Work instructions
Omit all pictures, then retype the data exactly as given.
━━━ Given information ━━━
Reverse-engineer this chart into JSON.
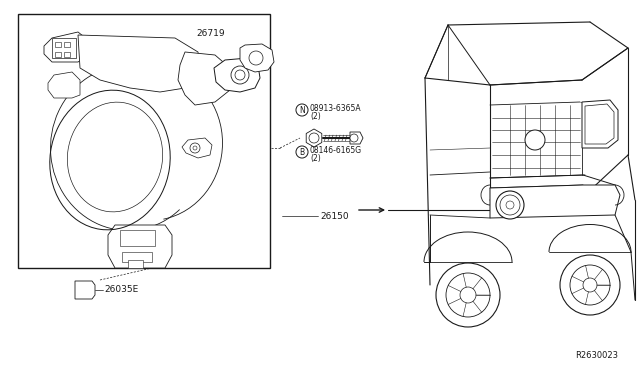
{
  "bg_color": "#ffffff",
  "line_color": "#1a1a1a",
  "fig_width": 6.4,
  "fig_height": 3.72,
  "ref_number": "R2630023",
  "font_size": 6.5,
  "font_size_small": 5.5,
  "labels": {
    "part_26719": "26719",
    "part_N": "08913-6365A",
    "part_N2": "(2)",
    "part_B": "08146-6165G",
    "part_B2": "(2)",
    "part_26150": "26150",
    "part_26035E": "26035E"
  }
}
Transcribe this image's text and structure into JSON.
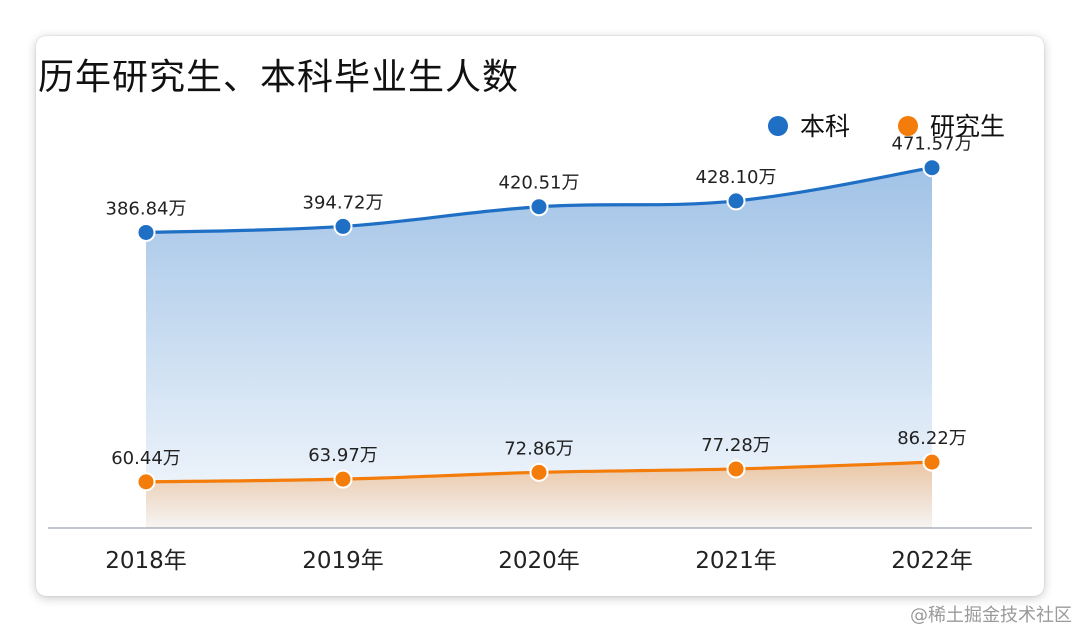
{
  "chart_data": {
    "type": "area",
    "title": "历年研究生、本科毕业生人数",
    "categories": [
      "2018年",
      "2019年",
      "2020年",
      "2021年",
      "2022年"
    ],
    "series": [
      {
        "name": "本科",
        "values": [
          386.84,
          394.72,
          420.51,
          428.1,
          471.57
        ],
        "labels": [
          "386.84万",
          "394.72万",
          "420.51万",
          "428.10万",
          "471.57万"
        ],
        "color": "#1f6fc5"
      },
      {
        "name": "研究生",
        "values": [
          60.44,
          63.97,
          72.86,
          77.28,
          86.22
        ],
        "labels": [
          "60.44万",
          "63.97万",
          "72.86万",
          "77.28万",
          "86.22万"
        ],
        "color": "#f47c0b"
      }
    ],
    "ylim": [
      0,
      500
    ],
    "grid": false,
    "legend": "top-right",
    "xlabel": "",
    "ylabel": ""
  },
  "watermark": "@稀土掘金技术社区"
}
━━━
Response to this exercise
Reverse-engineer this chart into JSON.
{
  "bg_color": "#ffffff",
  "line_color": "#1a1a1a",
  "fig_width": 6.4,
  "fig_height": 3.72,
  "ref_number": "R2630023",
  "font_size": 6.5,
  "font_size_small": 5.5,
  "labels": {
    "part_26719": "26719",
    "part_N": "08913-6365A",
    "part_N2": "(2)",
    "part_B": "08146-6165G",
    "part_B2": "(2)",
    "part_26150": "26150",
    "part_26035E": "26035E"
  }
}
Transcribe this image's text and structure into JSON.
{
  "chart_data": {
    "type": "area",
    "title": "历年研究生、本科毕业生人数",
    "categories": [
      "2018年",
      "2019年",
      "2020年",
      "2021年",
      "2022年"
    ],
    "series": [
      {
        "name": "本科",
        "values": [
          386.84,
          394.72,
          420.51,
          428.1,
          471.57
        ],
        "labels": [
          "386.84万",
          "394.72万",
          "420.51万",
          "428.10万",
          "471.57万"
        ],
        "color": "#1f6fc5"
      },
      {
        "name": "研究生",
        "values": [
          60.44,
          63.97,
          72.86,
          77.28,
          86.22
        ],
        "labels": [
          "60.44万",
          "63.97万",
          "72.86万",
          "77.28万",
          "86.22万"
        ],
        "color": "#f47c0b"
      }
    ],
    "ylim": [
      0,
      500
    ],
    "grid": false,
    "legend": "top-right",
    "xlabel": "",
    "ylabel": ""
  },
  "watermark": "@稀土掘金技术社区"
}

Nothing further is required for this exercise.